Will you output all of the data below exactly, omitting the images?

RECORDS FOR THIS EXERCISE:
— Start —

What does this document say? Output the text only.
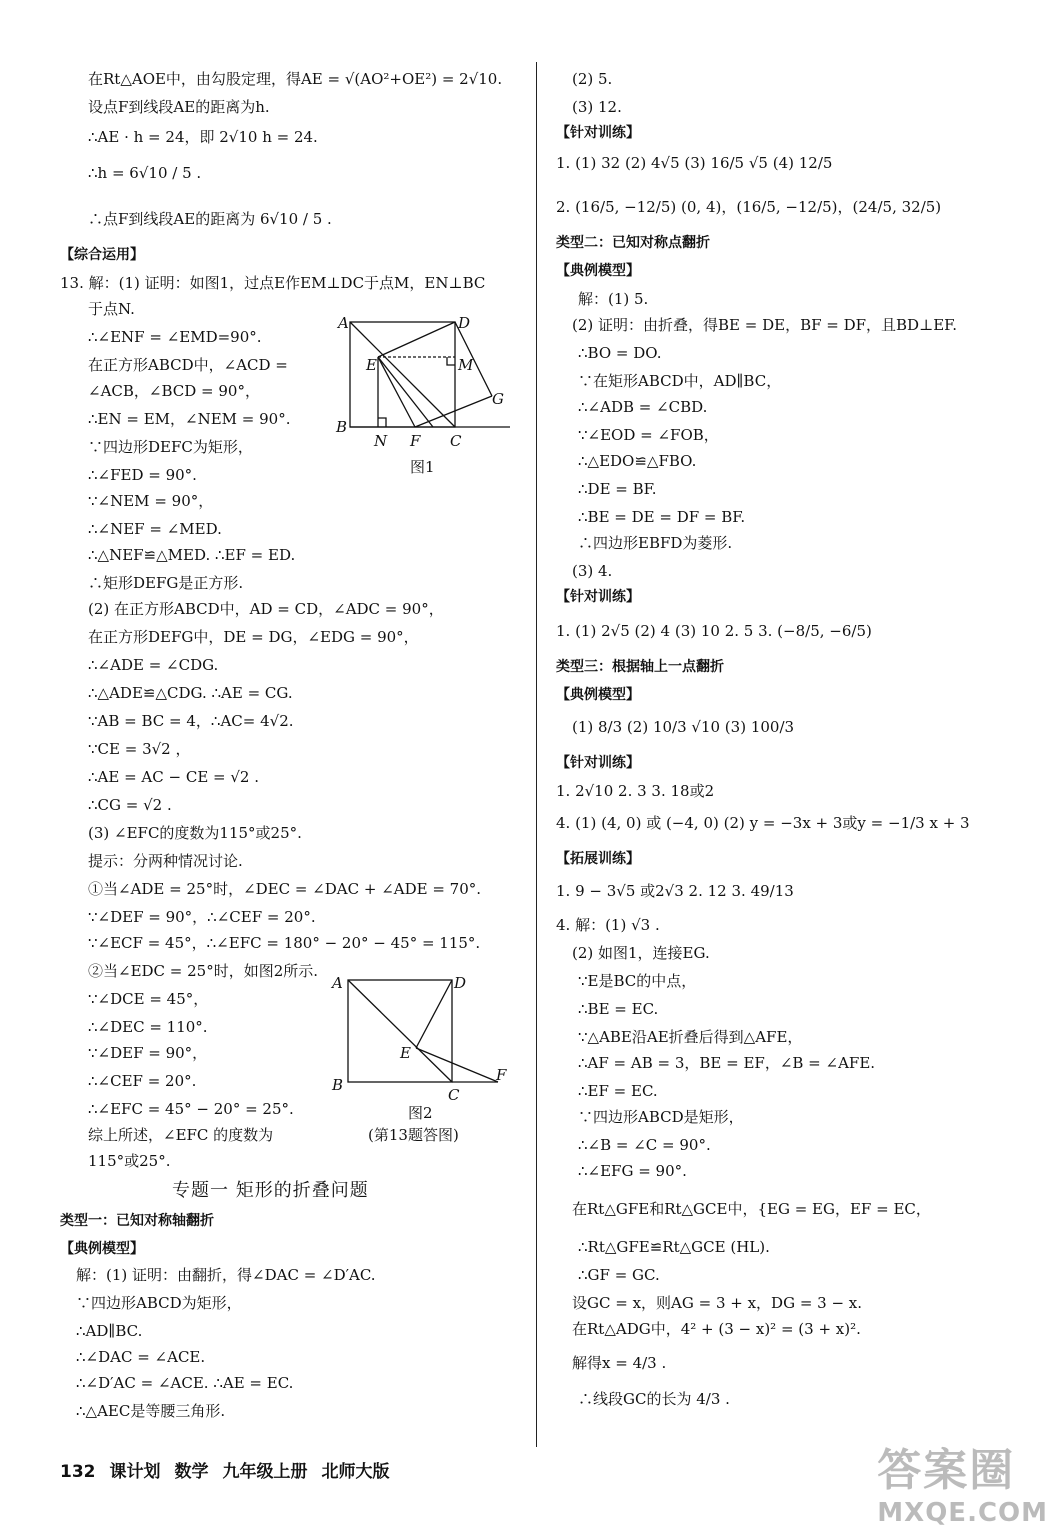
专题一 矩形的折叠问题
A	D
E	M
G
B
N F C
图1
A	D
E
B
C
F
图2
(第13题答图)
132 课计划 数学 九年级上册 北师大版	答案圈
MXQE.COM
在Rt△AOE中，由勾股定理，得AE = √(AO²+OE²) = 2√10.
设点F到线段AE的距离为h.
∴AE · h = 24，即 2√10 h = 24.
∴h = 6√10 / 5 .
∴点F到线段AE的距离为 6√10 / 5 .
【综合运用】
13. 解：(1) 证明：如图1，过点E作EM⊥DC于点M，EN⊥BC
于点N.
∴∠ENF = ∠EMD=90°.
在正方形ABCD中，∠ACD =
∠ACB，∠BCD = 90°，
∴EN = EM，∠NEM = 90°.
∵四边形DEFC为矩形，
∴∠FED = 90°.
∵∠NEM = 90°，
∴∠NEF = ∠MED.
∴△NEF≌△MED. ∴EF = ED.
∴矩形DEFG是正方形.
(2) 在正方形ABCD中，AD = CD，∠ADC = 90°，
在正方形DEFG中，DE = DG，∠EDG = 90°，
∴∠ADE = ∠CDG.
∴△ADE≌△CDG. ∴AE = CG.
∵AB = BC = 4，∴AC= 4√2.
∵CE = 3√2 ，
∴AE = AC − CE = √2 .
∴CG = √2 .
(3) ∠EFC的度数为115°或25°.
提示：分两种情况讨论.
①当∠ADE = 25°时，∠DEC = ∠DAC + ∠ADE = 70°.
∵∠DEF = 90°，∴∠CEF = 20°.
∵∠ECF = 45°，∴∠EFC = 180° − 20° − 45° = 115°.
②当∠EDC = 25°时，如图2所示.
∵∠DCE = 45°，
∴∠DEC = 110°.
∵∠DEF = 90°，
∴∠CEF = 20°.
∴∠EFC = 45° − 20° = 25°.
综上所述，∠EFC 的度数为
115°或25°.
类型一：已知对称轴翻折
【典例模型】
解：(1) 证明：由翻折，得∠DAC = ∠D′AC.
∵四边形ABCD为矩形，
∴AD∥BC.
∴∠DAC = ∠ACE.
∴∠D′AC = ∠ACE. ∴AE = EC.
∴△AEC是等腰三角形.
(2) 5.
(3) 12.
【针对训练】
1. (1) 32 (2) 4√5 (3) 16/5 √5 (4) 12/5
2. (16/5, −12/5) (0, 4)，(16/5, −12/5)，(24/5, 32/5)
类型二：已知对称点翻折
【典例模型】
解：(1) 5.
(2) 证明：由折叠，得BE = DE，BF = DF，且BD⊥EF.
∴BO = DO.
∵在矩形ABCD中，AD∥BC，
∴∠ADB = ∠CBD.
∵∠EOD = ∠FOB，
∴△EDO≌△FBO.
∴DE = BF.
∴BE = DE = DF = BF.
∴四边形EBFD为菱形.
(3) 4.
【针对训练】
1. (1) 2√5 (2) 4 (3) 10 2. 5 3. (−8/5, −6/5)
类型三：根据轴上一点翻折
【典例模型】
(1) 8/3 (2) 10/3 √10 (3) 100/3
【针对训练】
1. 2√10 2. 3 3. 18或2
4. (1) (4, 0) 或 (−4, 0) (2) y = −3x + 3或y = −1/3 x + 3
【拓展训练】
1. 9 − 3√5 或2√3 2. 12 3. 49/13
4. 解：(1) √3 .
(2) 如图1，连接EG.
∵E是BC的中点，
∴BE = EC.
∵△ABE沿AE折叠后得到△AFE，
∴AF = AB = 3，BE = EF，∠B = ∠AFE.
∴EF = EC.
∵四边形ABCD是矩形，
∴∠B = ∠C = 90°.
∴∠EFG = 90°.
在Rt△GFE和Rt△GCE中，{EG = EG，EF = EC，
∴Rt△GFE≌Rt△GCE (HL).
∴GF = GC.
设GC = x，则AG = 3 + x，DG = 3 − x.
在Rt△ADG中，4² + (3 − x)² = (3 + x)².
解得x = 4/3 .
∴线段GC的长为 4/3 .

— End —

PROBLEM SOLUTION:
What does this document say? Output the text only.
专题一 矩形的折叠问题
A	D
E	M
G
B
N F C
图1
A	D
E
B
C
F
图2
(第13题答图)
132 课计划 数学 九年级上册 北师大版	答案圈
MXQE.COM
在Rt△AOE中，由勾股定理，得AE = √(AO²+OE²) = 2√10.
设点F到线段AE的距离为h.
∴AE · h = 24，即 2√10 h = 24.
∴h = 6√10 / 5 .
∴点F到线段AE的距离为 6√10 / 5 .
【综合运用】
13. 解：(1) 证明：如图1，过点E作EM⊥DC于点M，EN⊥BC
于点N.
∴∠ENF = ∠EMD=90°.
在正方形ABCD中，∠ACD =
∠ACB，∠BCD = 90°，
∴EN = EM，∠NEM = 90°.
∵四边形DEFC为矩形，
∴∠FED = 90°.
∵∠NEM = 90°，
∴∠NEF = ∠MED.
∴△NEF≌△MED. ∴EF = ED.
∴矩形DEFG是正方形.
(2) 在正方形ABCD中，AD = CD，∠ADC = 90°，
在正方形DEFG中，DE = DG，∠EDG = 90°，
∴∠ADE = ∠CDG.
∴△ADE≌△CDG. ∴AE = CG.
∵AB = BC = 4，∴AC= 4√2.
∵CE = 3√2 ，
∴AE = AC − CE = √2 .
∴CG = √2 .
(3) ∠EFC的度数为115°或25°.
提示：分两种情况讨论.
①当∠ADE = 25°时，∠DEC = ∠DAC + ∠ADE = 70°.
∵∠DEF = 90°，∴∠CEF = 20°.
∵∠ECF = 45°，∴∠EFC = 180° − 20° − 45° = 115°.
②当∠EDC = 25°时，如图2所示.
∵∠DCE = 45°，
∴∠DEC = 110°.
∵∠DEF = 90°，
∴∠CEF = 20°.
∴∠EFC = 45° − 20° = 25°.
综上所述，∠EFC 的度数为
115°或25°.
类型一：已知对称轴翻折
【典例模型】
解：(1) 证明：由翻折，得∠DAC = ∠D′AC.
∵四边形ABCD为矩形，
∴AD∥BC.
∴∠DAC = ∠ACE.
∴∠D′AC = ∠ACE. ∴AE = EC.
∴△AEC是等腰三角形.
(2) 5.
(3) 12.
【针对训练】
1. (1) 32 (2) 4√5 (3) 16/5 √5 (4) 12/5
2. (16/5, −12/5) (0, 4)，(16/5, −12/5)，(24/5, 32/5)
类型二：已知对称点翻折
【典例模型】
解：(1) 5.
(2) 证明：由折叠，得BE = DE，BF = DF，且BD⊥EF.
∴BO = DO.
∵在矩形ABCD中，AD∥BC，
∴∠ADB = ∠CBD.
∵∠EOD = ∠FOB，
∴△EDO≌△FBO.
∴DE = BF.
∴BE = DE = DF = BF.
∴四边形EBFD为菱形.
(3) 4.
【针对训练】
1. (1) 2√5 (2) 4 (3) 10 2. 5 3. (−8/5, −6/5)
类型三：根据轴上一点翻折
【典例模型】
(1) 8/3 (2) 10/3 √10 (3) 100/3
【针对训练】
1. 2√10 2. 3 3. 18或2
4. (1) (4, 0) 或 (−4, 0) (2) y = −3x + 3或y = −1/3 x + 3
【拓展训练】
1. 9 − 3√5 或2√3 2. 12 3. 49/13
4. 解：(1) √3 .
(2) 如图1，连接EG.
∵E是BC的中点，
∴BE = EC.
∵△ABE沿AE折叠后得到△AFE，
∴AF = AB = 3，BE = EF，∠B = ∠AFE.
∴EF = EC.
∵四边形ABCD是矩形，
∴∠B = ∠C = 90°.
∴∠EFG = 90°.
在Rt△GFE和Rt△GCE中，{EG = EG，EF = EC，
∴Rt△GFE≌Rt△GCE (HL).
∴GF = GC.
设GC = x，则AG = 3 + x，DG = 3 − x.
在Rt△ADG中，4² + (3 − x)² = (3 + x)².
解得x = 4/3 .
∴线段GC的长为 4/3 .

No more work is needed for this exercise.